Exercise brief
Search the material for the word "this" and copy each line that holds it.

Records provided
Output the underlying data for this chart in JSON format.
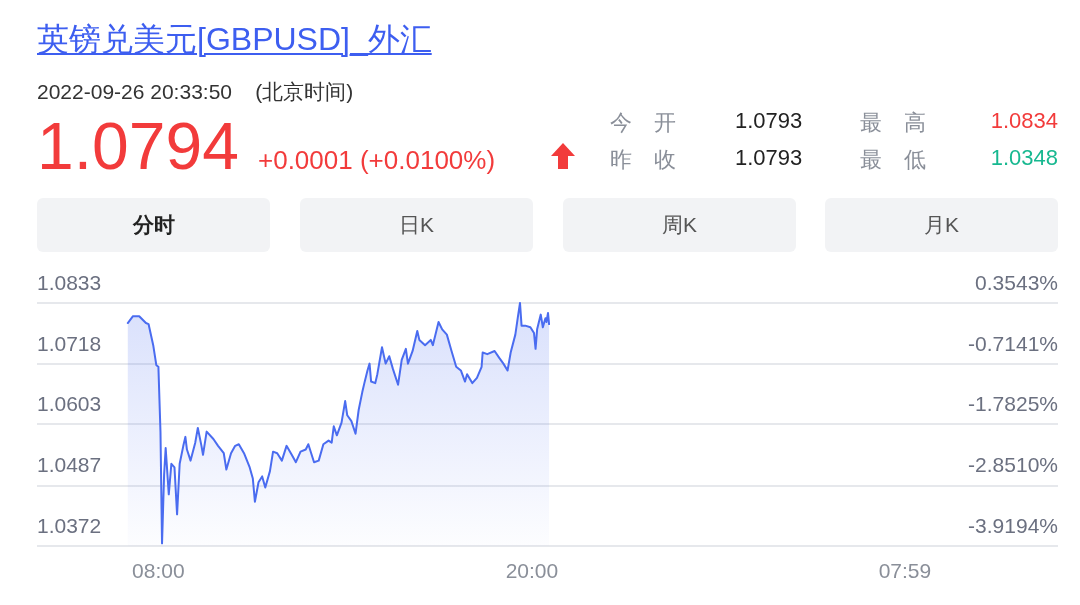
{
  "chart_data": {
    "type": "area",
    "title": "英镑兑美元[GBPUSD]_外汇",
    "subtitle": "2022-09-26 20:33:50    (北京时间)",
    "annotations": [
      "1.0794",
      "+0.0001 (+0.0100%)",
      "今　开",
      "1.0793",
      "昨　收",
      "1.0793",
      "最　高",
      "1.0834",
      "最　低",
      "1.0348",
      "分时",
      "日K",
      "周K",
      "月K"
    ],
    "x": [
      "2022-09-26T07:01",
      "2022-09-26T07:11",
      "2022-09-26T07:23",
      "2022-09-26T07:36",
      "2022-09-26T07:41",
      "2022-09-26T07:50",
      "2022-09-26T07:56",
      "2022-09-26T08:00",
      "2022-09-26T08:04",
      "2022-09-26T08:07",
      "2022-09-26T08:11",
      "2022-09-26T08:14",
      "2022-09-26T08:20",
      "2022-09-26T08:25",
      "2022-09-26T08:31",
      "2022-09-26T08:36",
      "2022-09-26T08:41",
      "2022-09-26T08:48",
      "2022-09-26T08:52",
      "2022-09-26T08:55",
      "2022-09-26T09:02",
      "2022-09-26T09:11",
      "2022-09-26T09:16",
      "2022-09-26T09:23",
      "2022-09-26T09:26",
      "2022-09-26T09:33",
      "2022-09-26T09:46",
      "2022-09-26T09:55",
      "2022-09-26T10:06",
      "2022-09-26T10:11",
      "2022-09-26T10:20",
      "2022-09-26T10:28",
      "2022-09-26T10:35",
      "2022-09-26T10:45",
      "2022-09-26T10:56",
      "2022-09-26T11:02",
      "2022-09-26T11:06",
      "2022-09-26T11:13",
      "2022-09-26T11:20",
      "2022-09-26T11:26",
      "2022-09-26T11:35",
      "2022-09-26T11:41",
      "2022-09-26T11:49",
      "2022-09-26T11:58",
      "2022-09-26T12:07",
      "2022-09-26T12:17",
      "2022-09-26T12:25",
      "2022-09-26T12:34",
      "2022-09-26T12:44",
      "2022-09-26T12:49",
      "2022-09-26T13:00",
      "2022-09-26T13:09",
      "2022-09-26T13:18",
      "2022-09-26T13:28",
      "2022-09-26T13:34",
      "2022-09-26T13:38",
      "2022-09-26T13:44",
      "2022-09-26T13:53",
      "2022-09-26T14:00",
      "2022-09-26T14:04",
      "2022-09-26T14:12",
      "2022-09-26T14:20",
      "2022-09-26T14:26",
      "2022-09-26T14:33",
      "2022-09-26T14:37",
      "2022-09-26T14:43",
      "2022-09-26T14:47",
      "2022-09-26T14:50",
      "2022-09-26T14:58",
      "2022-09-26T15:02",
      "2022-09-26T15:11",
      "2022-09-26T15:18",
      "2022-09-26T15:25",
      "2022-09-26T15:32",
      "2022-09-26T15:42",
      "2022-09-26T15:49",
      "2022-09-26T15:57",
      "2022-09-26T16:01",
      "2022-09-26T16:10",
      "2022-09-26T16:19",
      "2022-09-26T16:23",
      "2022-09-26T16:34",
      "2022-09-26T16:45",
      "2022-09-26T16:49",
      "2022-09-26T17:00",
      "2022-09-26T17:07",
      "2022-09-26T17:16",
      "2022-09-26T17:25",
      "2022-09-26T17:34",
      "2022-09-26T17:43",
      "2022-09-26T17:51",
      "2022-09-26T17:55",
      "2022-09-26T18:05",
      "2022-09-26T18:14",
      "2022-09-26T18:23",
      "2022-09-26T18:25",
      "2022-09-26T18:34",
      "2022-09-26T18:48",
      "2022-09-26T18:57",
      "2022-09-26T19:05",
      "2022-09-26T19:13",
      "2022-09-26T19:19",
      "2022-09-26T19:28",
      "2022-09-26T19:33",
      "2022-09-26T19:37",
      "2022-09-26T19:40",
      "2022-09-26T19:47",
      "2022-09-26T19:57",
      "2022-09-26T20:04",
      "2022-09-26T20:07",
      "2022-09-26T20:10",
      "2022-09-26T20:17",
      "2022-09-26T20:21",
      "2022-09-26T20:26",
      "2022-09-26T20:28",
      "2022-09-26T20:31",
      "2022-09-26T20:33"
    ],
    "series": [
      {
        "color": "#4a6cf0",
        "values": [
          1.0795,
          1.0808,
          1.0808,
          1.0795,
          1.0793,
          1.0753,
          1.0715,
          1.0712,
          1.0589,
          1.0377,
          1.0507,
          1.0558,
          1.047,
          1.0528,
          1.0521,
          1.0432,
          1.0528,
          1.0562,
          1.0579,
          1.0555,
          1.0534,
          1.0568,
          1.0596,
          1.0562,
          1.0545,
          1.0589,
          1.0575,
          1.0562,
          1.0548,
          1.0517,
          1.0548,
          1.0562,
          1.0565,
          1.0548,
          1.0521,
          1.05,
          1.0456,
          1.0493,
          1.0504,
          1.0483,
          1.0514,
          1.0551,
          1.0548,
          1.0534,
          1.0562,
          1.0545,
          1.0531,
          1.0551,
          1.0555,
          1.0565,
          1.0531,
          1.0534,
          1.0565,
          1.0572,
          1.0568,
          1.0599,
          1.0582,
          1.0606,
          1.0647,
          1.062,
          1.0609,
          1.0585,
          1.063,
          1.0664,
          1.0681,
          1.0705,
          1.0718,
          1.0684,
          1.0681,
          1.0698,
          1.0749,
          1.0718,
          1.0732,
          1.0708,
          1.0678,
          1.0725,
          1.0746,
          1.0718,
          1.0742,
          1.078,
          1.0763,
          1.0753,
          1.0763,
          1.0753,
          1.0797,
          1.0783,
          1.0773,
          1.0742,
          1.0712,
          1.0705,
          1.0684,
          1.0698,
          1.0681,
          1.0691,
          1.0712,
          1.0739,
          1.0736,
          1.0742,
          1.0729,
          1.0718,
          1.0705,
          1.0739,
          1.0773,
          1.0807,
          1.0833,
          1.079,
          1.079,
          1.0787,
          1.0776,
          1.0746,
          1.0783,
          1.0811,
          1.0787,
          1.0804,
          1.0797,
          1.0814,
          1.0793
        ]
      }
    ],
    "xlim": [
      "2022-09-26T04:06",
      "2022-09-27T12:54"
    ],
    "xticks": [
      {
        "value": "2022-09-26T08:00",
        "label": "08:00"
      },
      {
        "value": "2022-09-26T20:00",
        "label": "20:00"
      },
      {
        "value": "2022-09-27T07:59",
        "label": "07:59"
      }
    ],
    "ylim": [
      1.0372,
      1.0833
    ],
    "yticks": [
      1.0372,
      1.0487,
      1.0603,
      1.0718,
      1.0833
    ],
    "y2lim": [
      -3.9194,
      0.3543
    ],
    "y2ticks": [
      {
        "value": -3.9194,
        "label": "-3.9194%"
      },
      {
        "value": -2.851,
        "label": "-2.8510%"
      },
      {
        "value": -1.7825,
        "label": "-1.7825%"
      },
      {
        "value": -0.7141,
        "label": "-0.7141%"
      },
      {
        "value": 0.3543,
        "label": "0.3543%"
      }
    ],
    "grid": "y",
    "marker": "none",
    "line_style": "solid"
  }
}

==

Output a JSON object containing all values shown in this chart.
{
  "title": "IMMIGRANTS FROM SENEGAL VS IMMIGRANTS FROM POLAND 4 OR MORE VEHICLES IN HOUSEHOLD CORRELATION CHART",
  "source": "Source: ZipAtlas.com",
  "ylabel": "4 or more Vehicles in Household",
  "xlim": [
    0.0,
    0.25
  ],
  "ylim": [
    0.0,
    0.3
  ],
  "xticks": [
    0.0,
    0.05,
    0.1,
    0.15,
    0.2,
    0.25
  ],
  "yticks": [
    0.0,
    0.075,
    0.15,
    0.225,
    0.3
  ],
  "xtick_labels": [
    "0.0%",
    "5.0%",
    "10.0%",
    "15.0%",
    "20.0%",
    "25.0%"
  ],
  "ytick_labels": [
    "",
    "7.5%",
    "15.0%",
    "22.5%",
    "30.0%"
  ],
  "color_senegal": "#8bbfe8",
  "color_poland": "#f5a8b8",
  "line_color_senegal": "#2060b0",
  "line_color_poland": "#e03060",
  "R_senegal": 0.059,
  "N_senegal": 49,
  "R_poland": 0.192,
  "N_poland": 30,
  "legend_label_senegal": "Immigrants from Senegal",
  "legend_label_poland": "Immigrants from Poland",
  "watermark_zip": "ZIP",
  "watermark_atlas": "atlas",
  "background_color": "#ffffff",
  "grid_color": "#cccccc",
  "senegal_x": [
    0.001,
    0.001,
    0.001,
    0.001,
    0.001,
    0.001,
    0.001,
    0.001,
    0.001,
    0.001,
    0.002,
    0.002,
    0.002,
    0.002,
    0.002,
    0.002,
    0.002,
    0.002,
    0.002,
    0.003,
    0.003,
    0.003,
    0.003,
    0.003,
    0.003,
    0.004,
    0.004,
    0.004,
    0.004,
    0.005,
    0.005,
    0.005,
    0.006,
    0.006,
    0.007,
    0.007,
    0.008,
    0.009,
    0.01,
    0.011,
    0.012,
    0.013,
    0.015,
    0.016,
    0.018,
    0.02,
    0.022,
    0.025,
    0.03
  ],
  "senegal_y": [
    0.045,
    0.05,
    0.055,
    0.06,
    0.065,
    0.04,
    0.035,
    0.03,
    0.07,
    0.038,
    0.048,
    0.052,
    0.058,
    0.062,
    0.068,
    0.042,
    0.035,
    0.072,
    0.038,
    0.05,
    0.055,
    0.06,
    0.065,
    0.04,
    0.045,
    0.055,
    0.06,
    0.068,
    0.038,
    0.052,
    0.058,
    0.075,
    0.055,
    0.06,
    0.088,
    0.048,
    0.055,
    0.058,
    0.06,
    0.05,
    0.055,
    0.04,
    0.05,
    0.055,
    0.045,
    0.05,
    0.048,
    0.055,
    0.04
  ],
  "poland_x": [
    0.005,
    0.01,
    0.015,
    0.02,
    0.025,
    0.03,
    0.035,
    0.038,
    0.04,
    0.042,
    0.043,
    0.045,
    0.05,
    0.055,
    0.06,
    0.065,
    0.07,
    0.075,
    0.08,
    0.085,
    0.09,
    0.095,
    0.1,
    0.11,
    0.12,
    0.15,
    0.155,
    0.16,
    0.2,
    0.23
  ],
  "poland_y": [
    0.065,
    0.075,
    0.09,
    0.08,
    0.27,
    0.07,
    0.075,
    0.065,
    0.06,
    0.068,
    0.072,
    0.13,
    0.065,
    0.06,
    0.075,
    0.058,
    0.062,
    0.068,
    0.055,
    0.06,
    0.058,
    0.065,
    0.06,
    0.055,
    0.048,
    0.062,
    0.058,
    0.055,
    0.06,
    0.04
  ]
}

Answer to the exercise
Output the underlying data for this chart in JSON format.
Output a JSON object containing all values shown in this chart.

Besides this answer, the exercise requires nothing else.